RECORD SET —

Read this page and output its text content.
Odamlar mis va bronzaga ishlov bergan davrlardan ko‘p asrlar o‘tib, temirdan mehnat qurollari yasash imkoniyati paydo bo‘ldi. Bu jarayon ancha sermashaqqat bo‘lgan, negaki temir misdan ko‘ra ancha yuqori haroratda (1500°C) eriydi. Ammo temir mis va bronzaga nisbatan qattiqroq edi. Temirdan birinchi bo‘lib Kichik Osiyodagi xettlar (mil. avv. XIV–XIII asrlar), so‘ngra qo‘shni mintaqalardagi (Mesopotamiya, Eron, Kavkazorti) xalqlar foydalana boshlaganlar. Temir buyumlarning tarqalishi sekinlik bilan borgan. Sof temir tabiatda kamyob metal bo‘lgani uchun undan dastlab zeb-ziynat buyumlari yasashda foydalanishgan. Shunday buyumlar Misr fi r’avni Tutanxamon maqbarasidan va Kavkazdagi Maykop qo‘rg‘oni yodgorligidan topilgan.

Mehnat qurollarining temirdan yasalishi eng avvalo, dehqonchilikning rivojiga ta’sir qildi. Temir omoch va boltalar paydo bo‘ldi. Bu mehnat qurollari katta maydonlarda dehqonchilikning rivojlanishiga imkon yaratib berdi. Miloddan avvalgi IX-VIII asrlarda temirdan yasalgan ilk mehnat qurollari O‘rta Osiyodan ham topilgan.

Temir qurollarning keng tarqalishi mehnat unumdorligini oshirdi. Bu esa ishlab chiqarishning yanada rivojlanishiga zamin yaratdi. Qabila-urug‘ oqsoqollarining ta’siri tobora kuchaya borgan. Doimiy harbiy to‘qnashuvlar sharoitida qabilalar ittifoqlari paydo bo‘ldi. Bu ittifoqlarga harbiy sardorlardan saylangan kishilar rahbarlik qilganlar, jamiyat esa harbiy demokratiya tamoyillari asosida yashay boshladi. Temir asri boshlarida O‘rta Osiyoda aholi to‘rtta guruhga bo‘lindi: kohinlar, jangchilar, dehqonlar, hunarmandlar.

==

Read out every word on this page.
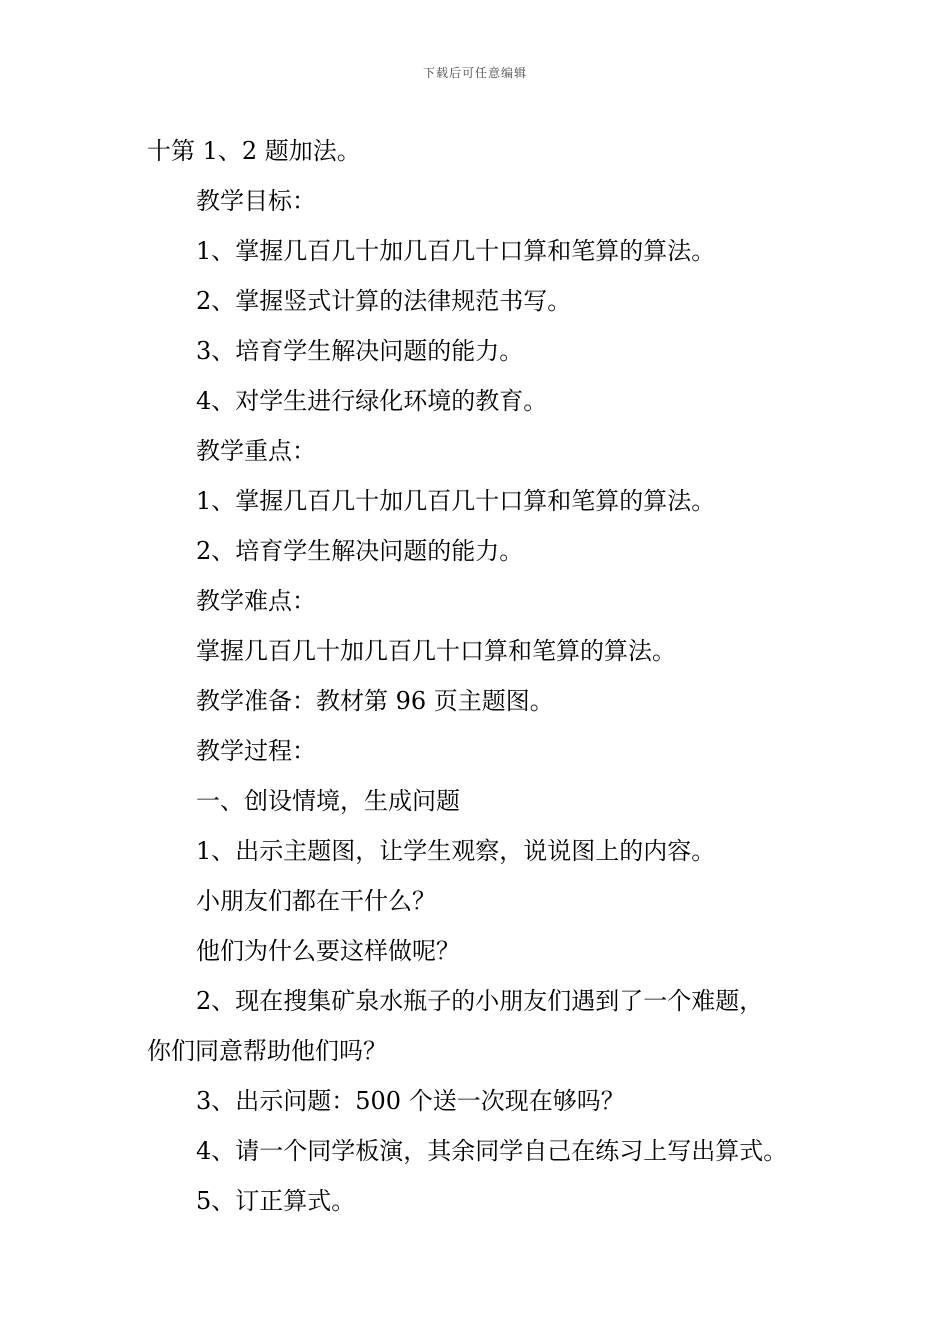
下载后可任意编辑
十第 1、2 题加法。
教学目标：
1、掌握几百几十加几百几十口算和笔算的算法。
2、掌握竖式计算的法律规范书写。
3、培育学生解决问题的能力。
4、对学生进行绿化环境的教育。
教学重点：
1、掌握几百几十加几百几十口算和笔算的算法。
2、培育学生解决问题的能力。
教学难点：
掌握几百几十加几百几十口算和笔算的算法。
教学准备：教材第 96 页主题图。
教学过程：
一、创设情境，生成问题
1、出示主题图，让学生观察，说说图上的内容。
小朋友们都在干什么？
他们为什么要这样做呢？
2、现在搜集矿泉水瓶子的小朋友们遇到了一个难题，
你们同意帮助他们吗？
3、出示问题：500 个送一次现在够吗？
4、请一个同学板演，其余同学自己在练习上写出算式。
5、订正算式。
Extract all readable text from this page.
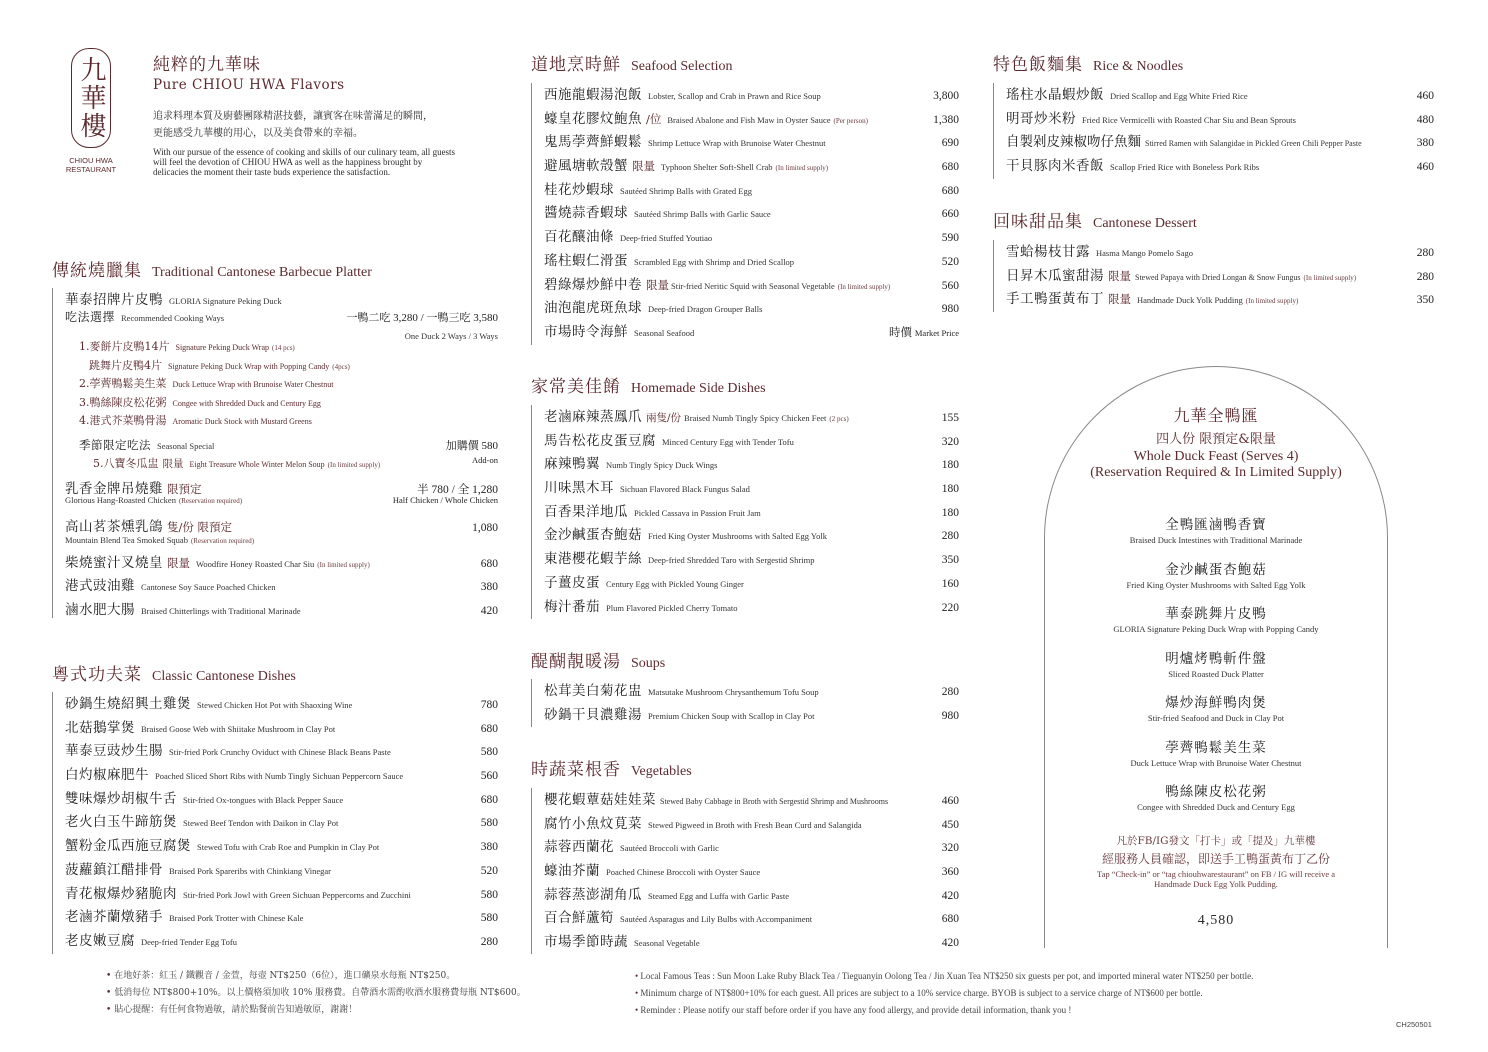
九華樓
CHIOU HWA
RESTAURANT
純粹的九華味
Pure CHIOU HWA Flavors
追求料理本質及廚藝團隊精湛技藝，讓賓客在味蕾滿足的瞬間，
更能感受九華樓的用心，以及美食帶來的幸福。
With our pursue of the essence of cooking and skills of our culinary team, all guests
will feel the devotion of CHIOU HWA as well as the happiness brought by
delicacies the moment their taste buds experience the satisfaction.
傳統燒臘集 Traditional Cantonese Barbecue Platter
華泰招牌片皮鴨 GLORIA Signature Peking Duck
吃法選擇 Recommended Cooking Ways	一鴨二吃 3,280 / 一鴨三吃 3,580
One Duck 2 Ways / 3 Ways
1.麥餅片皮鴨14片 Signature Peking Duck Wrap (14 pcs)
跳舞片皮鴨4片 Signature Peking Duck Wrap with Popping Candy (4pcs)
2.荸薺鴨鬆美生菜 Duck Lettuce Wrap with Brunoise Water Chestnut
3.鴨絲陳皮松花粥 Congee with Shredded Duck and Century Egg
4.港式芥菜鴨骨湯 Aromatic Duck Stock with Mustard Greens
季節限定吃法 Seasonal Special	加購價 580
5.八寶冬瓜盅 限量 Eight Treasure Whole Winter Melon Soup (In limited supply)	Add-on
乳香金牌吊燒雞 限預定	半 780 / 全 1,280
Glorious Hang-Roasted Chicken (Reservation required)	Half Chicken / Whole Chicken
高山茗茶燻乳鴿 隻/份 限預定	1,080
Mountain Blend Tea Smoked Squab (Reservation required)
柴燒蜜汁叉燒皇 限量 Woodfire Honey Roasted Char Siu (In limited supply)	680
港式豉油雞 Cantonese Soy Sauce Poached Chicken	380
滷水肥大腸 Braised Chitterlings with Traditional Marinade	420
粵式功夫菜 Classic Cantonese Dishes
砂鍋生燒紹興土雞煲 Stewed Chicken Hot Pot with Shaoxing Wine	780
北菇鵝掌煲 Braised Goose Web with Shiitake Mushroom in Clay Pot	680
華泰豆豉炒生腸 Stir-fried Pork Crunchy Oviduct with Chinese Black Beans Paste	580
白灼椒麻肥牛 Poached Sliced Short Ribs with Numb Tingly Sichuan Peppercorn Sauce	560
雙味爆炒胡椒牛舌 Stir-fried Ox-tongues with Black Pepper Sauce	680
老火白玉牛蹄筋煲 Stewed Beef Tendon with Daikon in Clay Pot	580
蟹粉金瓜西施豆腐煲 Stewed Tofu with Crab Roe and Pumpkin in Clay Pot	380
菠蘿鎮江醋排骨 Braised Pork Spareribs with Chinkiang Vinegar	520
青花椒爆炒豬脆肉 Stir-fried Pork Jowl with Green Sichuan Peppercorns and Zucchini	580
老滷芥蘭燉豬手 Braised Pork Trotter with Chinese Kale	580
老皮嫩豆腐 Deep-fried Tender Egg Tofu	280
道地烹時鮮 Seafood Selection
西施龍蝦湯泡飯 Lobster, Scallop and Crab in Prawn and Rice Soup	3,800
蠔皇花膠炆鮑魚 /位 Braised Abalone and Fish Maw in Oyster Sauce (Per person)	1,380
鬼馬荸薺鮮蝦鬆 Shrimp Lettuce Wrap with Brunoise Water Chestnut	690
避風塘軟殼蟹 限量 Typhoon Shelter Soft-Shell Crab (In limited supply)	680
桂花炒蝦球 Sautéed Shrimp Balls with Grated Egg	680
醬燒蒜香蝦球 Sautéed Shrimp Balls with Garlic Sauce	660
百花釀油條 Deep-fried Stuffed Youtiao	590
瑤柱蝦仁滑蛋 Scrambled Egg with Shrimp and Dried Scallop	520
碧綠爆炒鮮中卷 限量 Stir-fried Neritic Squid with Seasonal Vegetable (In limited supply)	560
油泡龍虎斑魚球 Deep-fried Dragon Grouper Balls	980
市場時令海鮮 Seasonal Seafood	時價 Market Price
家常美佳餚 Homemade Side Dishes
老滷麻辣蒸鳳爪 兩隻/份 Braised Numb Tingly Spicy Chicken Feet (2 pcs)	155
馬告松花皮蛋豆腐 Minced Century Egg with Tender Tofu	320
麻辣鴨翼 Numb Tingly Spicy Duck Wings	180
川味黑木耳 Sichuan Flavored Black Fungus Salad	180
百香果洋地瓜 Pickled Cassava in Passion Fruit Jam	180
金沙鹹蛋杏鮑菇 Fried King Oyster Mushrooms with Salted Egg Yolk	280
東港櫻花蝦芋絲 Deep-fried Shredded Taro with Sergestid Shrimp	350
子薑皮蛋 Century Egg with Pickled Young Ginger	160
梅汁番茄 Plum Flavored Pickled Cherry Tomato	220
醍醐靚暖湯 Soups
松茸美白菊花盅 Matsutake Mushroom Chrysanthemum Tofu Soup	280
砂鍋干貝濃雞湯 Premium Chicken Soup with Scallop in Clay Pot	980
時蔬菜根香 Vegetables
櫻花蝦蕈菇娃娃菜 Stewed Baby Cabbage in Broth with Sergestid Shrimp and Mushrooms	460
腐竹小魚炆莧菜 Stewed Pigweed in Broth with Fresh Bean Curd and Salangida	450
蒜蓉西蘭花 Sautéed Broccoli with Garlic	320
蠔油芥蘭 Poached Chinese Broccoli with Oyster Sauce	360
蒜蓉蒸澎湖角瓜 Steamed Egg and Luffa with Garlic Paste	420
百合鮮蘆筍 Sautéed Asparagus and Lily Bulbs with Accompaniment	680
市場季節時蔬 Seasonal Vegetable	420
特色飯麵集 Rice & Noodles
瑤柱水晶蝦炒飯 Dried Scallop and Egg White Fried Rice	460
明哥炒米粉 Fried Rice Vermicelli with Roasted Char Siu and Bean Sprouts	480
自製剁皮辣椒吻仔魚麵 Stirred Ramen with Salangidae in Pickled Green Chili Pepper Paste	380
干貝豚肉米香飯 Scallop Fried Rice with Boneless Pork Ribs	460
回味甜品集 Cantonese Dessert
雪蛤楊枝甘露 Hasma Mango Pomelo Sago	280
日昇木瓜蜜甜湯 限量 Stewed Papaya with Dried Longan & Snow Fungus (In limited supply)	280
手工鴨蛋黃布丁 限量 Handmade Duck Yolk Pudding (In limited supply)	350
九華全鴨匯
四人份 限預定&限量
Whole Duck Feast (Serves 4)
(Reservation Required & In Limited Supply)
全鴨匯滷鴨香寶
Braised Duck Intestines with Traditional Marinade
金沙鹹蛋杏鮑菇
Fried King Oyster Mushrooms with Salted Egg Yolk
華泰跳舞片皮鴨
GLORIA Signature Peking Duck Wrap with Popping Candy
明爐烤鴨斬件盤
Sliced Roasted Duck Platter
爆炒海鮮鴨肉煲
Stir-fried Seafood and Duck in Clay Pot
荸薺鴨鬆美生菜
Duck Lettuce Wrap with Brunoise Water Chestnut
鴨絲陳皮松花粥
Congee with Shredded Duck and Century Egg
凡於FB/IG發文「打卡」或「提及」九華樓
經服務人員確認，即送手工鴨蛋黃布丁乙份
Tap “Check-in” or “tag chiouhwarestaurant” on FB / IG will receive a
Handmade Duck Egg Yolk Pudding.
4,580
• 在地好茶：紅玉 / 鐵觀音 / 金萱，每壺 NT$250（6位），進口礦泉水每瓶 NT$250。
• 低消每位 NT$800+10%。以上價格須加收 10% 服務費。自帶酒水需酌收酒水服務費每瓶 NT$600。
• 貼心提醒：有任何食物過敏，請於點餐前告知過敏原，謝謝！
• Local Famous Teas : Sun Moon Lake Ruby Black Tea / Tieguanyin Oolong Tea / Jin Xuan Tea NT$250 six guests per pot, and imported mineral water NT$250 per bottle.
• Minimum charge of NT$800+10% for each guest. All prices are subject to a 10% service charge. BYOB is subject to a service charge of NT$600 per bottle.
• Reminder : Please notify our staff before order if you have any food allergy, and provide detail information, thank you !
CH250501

--

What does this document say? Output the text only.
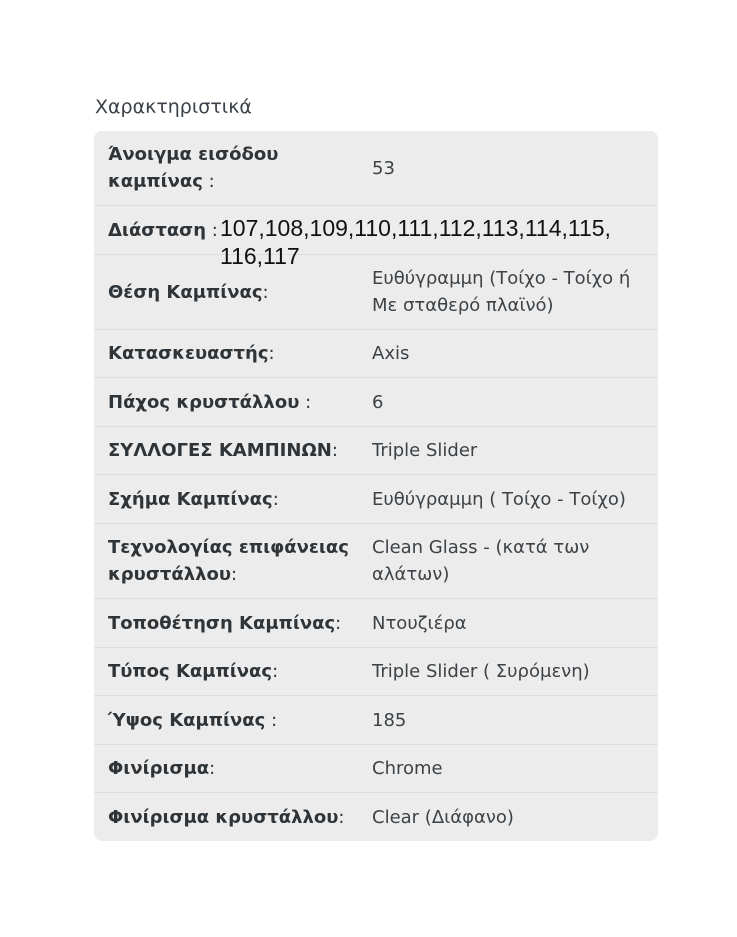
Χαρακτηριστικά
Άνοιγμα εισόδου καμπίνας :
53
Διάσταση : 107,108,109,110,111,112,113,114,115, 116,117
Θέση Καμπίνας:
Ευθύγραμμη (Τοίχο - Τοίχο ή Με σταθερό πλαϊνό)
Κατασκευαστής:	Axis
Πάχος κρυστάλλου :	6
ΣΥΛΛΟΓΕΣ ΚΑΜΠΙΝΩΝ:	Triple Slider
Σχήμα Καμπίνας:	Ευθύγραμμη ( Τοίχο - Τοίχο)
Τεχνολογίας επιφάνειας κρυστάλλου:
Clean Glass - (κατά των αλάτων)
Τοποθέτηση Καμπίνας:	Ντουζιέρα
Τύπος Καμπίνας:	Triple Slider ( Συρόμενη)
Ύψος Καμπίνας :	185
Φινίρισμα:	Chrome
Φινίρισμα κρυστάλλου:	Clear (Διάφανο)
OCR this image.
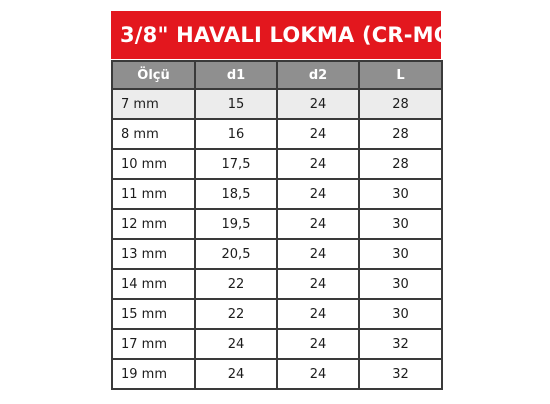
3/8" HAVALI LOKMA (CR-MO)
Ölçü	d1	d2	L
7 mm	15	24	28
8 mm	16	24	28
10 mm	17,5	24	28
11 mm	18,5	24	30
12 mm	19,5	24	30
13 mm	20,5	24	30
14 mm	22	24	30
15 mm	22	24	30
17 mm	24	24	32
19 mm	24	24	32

WHAT THE EXERCISE ASKS —
Copy each line of the listing that contains the string "鴨絲陳皮松花粥".

REPLY —
3.鴨絲陳皮松花粥 Congee with Shredded Duck and Century Egg
鴨絲陳皮松花粥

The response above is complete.